### Your objective
Copy each line below without leaving any out.

### Records for this task

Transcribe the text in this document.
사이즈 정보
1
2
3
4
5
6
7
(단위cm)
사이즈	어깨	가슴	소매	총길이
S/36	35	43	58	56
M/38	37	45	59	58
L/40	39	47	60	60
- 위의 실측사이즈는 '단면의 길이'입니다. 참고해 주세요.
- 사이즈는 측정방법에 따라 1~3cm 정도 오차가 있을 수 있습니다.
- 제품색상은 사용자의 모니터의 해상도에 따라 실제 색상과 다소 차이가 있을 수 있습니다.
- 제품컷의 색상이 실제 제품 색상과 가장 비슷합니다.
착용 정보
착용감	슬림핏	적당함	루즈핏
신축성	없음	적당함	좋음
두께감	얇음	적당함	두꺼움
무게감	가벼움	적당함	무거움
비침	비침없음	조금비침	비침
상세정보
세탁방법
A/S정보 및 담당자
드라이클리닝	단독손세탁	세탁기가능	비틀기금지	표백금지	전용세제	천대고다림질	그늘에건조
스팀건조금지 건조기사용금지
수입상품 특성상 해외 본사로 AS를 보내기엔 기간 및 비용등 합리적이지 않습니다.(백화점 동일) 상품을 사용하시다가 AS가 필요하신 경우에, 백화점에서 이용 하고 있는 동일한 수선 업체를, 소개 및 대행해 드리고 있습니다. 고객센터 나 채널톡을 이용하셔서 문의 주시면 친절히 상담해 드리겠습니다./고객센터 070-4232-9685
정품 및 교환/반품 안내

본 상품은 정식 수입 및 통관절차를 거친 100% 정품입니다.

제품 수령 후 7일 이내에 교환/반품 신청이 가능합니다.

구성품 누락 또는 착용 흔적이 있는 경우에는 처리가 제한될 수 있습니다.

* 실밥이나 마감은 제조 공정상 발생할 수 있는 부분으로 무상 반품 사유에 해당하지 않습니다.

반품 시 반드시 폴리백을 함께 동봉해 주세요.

### Final answer
Transcribe the text in this document.
사이즈 정보
1
2
3
4
5
6
7
(단위cm)
사이즈	어깨	가슴	소매	총길이
S/36	35	43	58	56
M/38	37	45	59	58
L/40	39	47	60	60
- 위의 실측사이즈는 '단면의 길이'입니다. 참고해 주세요.
- 사이즈는 측정방법에 따라 1~3cm 정도 오차가 있을 수 있습니다.
- 제품색상은 사용자의 모니터의 해상도에 따라 실제 색상과 다소 차이가 있을 수 있습니다.
- 제품컷의 색상이 실제 제품 색상과 가장 비슷합니다.
착용 정보
착용감	슬림핏	적당함	루즈핏
신축성	없음	적당함	좋음
두께감	얇음	적당함	두꺼움
무게감	가벼움	적당함	무거움
비침	비침없음	조금비침	비침
상세정보
세탁방법
A/S정보 및 담당자
드라이클리닝	단독손세탁	세탁기가능	비틀기금지	표백금지	전용세제	천대고다림질	그늘에건조
스팀건조금지 건조기사용금지
수입상품 특성상 해외 본사로 AS를 보내기엔 기간 및 비용등 합리적이지 않습니다.(백화점 동일) 상품을 사용하시다가 AS가 필요하신 경우에, 백화점에서 이용 하고 있는 동일한 수선 업체를, 소개 및 대행해 드리고 있습니다. 고객센터 나 채널톡을 이용하셔서 문의 주시면 친절히 상담해 드리겠습니다./고객센터 070-4232-9685
정품 및 교환/반품 안내

본 상품은 정식 수입 및 통관절차를 거친 100% 정품입니다.

제품 수령 후 7일 이내에 교환/반품 신청이 가능합니다.

구성품 누락 또는 착용 흔적이 있는 경우에는 처리가 제한될 수 있습니다.

* 실밥이나 마감은 제조 공정상 발생할 수 있는 부분으로 무상 반품 사유에 해당하지 않습니다.

반품 시 반드시 폴리백을 함께 동봉해 주세요.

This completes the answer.